Input material:
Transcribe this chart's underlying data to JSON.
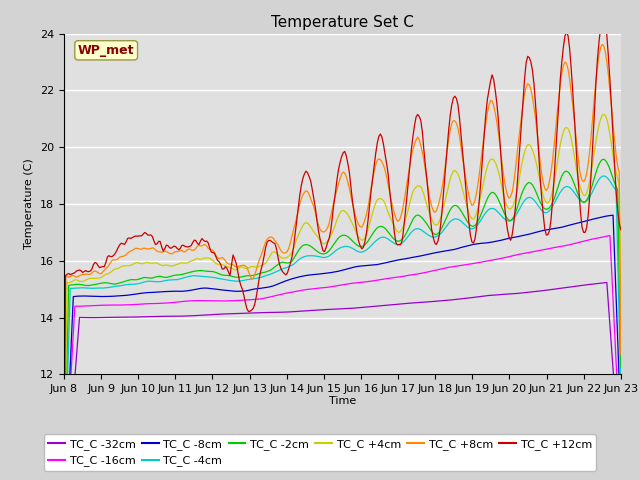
{
  "title": "Temperature Set C",
  "xlabel": "Time",
  "ylabel": "Temperature (C)",
  "ylim": [
    12,
    24
  ],
  "yticks": [
    12,
    14,
    16,
    18,
    20,
    22,
    24
  ],
  "n_days": 15,
  "x_tick_labels": [
    "Jun 8",
    "Jun 9",
    "Jun 10",
    "Jun 11",
    "Jun 12",
    "Jun 13",
    "Jun 14",
    "Jun 15",
    "Jun 16",
    "Jun 17",
    "Jun 18",
    "Jun 19",
    "Jun 20",
    "Jun 21",
    "Jun 22",
    "Jun 23"
  ],
  "series": [
    {
      "label": "TC_C -32cm",
      "color": "#9900cc"
    },
    {
      "label": "TC_C -16cm",
      "color": "#ff00ff"
    },
    {
      "label": "TC_C -8cm",
      "color": "#0000cc"
    },
    {
      "label": "TC_C -4cm",
      "color": "#00cccc"
    },
    {
      "label": "TC_C -2cm",
      "color": "#00cc00"
    },
    {
      "label": "TC_C +4cm",
      "color": "#cccc00"
    },
    {
      "label": "TC_C +8cm",
      "color": "#ff8800"
    },
    {
      "label": "TC_C +12cm",
      "color": "#cc0000"
    }
  ],
  "annotation_text": "WP_met",
  "annotation_color": "#8B0000",
  "annotation_bg": "#ffffcc",
  "annotation_edge": "#999944",
  "background_color": "#d3d3d3",
  "plot_bg": "#e0e0e0",
  "grid_color": "#ffffff",
  "title_fontsize": 11,
  "axis_fontsize": 8,
  "legend_fontsize": 8
}
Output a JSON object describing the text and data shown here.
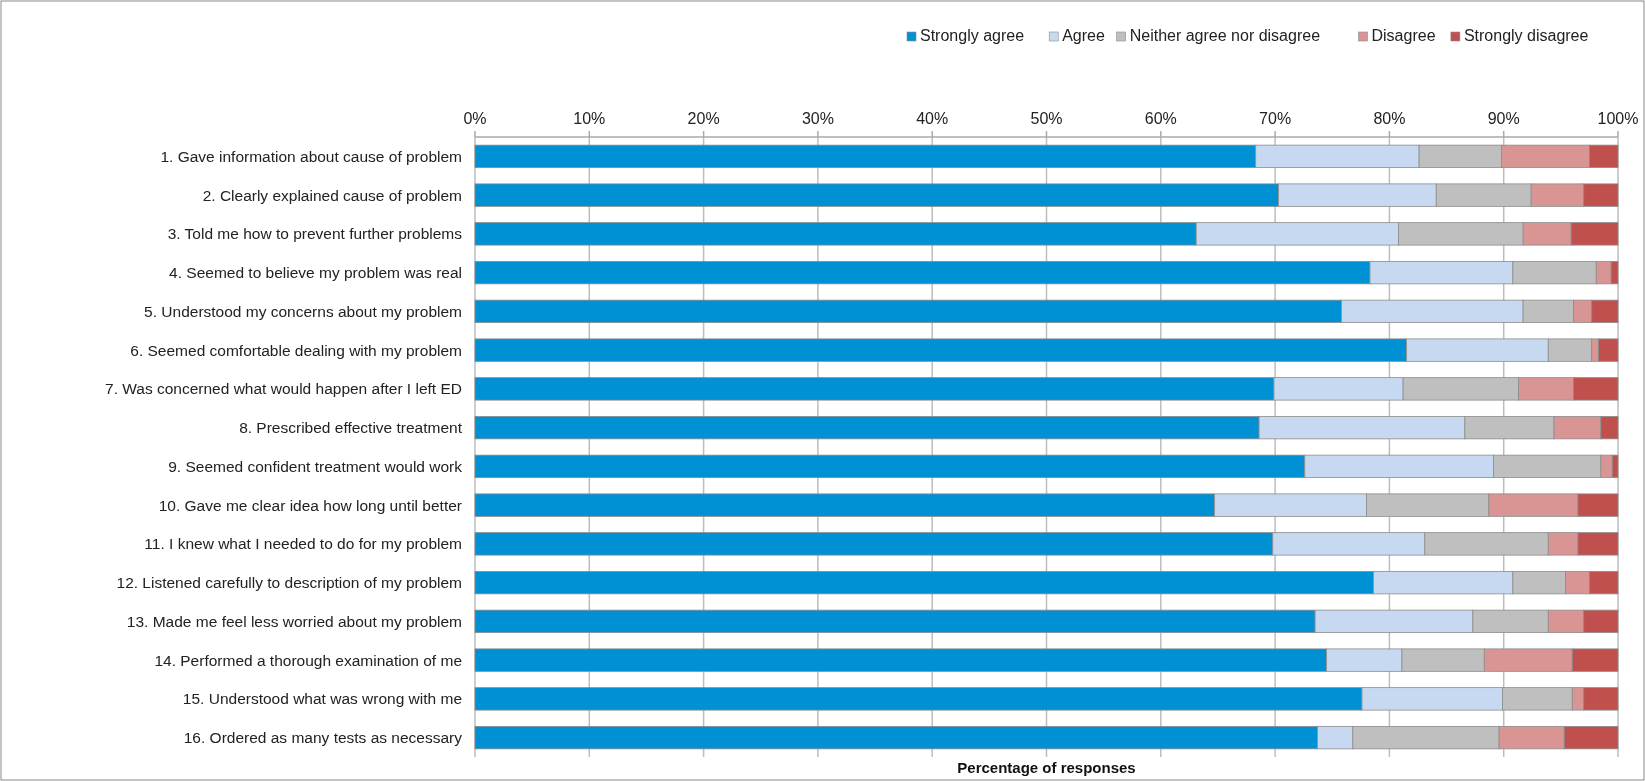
{
  "chart_data": {
    "type": "bar",
    "orientation": "horizontal",
    "stacked": true,
    "xlabel": "Percentage of responses",
    "legend": "top right",
    "grid": "x",
    "categories": [
      "1. Gave information about cause of problem",
      "2. Clearly explained cause of problem",
      "3. Told me how to prevent further problems",
      "4. Seemed to believe my problem was real",
      "5. Understood my concerns about my problem",
      "6. Seemed comfortable dealing with my problem",
      "7. Was concerned what would happen after I left ED",
      "8. Prescribed effective treatment",
      "9. Seemed confident treatment would work",
      "10. Gave me clear idea how long until better",
      "11. I knew what I needed to do for my problem",
      "12. Listened carefully to description of my problem",
      "13. Made me feel less worried about my problem",
      "14. Performed a thorough examination of me",
      "15. Understood what was wrong with me",
      "16. Ordered as many tests as necessary"
    ],
    "xlim": [
      0,
      100
    ],
    "xticks": [
      {
        "value": 0,
        "label": "0%"
      },
      {
        "value": 10,
        "label": "10%"
      },
      {
        "value": 20,
        "label": "20%"
      },
      {
        "value": 30,
        "label": "30%"
      },
      {
        "value": 40,
        "label": "40%"
      },
      {
        "value": 50,
        "label": "50%"
      },
      {
        "value": 60,
        "label": "60%"
      },
      {
        "value": 70,
        "label": "70%"
      },
      {
        "value": 80,
        "label": "80%"
      },
      {
        "value": 90,
        "label": "90%"
      },
      {
        "value": 100,
        "label": "100%"
      }
    ],
    "series": [
      {
        "name": "Strongly agree",
        "color": "#0090d4",
        "values": [
          68.3,
          70.3,
          63.1,
          78.3,
          75.8,
          81.5,
          69.9,
          68.6,
          72.6,
          64.7,
          69.8,
          78.6,
          73.5,
          74.5,
          77.6,
          73.7
        ]
      },
      {
        "name": "Agree",
        "color": "#c6d9f1",
        "values": [
          14.3,
          13.8,
          17.7,
          12.5,
          15.9,
          12.4,
          11.3,
          18.0,
          16.5,
          13.3,
          13.3,
          12.2,
          13.8,
          6.6,
          12.3,
          3.1
        ]
      },
      {
        "name": "Neither agree nor disagree",
        "color": "#bfbfbf",
        "values": [
          7.2,
          8.3,
          10.9,
          7.3,
          4.4,
          3.8,
          10.1,
          7.8,
          9.4,
          10.7,
          10.8,
          4.6,
          6.6,
          7.2,
          6.1,
          12.8
        ]
      },
      {
        "name": "Disagree",
        "color": "#d99594",
        "values": [
          7.7,
          4.6,
          4.2,
          1.3,
          1.6,
          0.6,
          4.8,
          4.1,
          1.0,
          7.8,
          2.6,
          2.1,
          3.1,
          7.7,
          1.0,
          5.7
        ]
      },
      {
        "name": "Strongly disagree",
        "color": "#c0504d",
        "values": [
          2.5,
          3.0,
          4.1,
          0.6,
          2.3,
          1.7,
          3.9,
          1.5,
          0.5,
          3.5,
          3.5,
          2.5,
          3.0,
          4.0,
          3.0,
          4.7
        ]
      }
    ]
  }
}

Exercise: Extract each line holding the word "Gave" from the records.

Problem solution:
      "1. Gave information about cause of problem",
      "10. Gave me clear idea how long until better",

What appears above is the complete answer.